*SOURCE RECORDS*
-.-.-
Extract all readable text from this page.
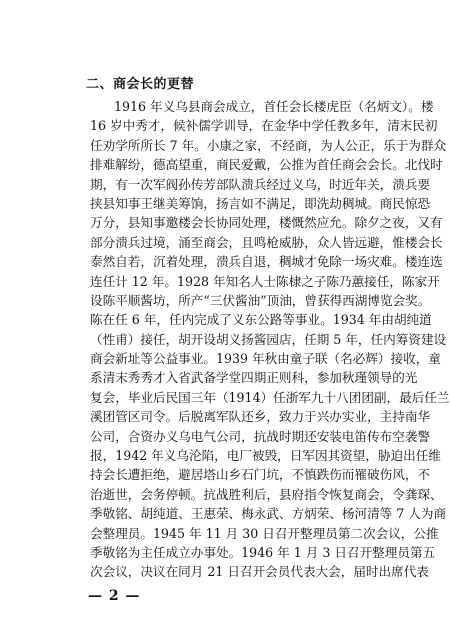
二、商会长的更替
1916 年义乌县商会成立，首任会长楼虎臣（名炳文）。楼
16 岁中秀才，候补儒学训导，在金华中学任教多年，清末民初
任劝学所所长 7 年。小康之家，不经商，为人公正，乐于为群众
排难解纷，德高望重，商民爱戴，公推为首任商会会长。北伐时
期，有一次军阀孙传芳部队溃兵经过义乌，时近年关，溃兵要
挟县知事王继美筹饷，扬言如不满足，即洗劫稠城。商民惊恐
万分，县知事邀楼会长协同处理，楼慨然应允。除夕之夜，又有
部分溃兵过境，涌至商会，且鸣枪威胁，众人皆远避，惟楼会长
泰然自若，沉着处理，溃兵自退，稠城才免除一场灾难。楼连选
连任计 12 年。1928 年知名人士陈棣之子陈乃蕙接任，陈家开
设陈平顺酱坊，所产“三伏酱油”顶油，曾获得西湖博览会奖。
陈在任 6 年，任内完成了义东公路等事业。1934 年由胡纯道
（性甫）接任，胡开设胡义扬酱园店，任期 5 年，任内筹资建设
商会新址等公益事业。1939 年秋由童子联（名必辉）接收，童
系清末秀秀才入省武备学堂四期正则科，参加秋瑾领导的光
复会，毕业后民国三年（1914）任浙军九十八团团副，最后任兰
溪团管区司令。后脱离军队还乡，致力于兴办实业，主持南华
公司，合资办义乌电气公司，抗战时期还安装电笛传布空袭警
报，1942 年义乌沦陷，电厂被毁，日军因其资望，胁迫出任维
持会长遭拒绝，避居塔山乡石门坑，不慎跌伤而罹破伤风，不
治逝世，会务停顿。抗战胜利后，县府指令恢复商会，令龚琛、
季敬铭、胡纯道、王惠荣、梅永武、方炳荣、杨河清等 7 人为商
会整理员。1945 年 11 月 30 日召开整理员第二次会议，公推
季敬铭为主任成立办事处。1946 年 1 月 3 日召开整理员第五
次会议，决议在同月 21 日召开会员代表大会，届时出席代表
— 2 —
-.-.-
*BRIEF*
Leave out the pictures and restate everything else word for word.

*EXERCISE SOLUTION*
Extract all readable text from this page.
二、商会长的更替
1916 年义乌县商会成立，首任会长楼虎臣（名炳文）。楼
16 岁中秀才，候补儒学训导，在金华中学任教多年，清末民初
任劝学所所长 7 年。小康之家，不经商，为人公正，乐于为群众
排难解纷，德高望重，商民爱戴，公推为首任商会会长。北伐时
期，有一次军阀孙传芳部队溃兵经过义乌，时近年关，溃兵要
挟县知事王继美筹饷，扬言如不满足，即洗劫稠城。商民惊恐
万分，县知事邀楼会长协同处理，楼慨然应允。除夕之夜，又有
部分溃兵过境，涌至商会，且鸣枪威胁，众人皆远避，惟楼会长
泰然自若，沉着处理，溃兵自退，稠城才免除一场灾难。楼连选
连任计 12 年。1928 年知名人士陈棣之子陈乃蕙接任，陈家开
设陈平顺酱坊，所产“三伏酱油”顶油，曾获得西湖博览会奖。
陈在任 6 年，任内完成了义东公路等事业。1934 年由胡纯道
（性甫）接任，胡开设胡义扬酱园店，任期 5 年，任内筹资建设
商会新址等公益事业。1939 年秋由童子联（名必辉）接收，童
系清末秀秀才入省武备学堂四期正则科，参加秋瑾领导的光
复会，毕业后民国三年（1914）任浙军九十八团团副，最后任兰
溪团管区司令。后脱离军队还乡，致力于兴办实业，主持南华
公司，合资办义乌电气公司，抗战时期还安装电笛传布空袭警
报，1942 年义乌沦陷，电厂被毁，日军因其资望，胁迫出任维
持会长遭拒绝，避居塔山乡石门坑，不慎跌伤而罹破伤风，不
治逝世，会务停顿。抗战胜利后，县府指令恢复商会，令龚琛、
季敬铭、胡纯道、王惠荣、梅永武、方炳荣、杨河清等 7 人为商
会整理员。1945 年 11 月 30 日召开整理员第二次会议，公推
季敬铭为主任成立办事处。1946 年 1 月 3 日召开整理员第五
次会议，决议在同月 21 日召开会员代表大会，届时出席代表
— 2 —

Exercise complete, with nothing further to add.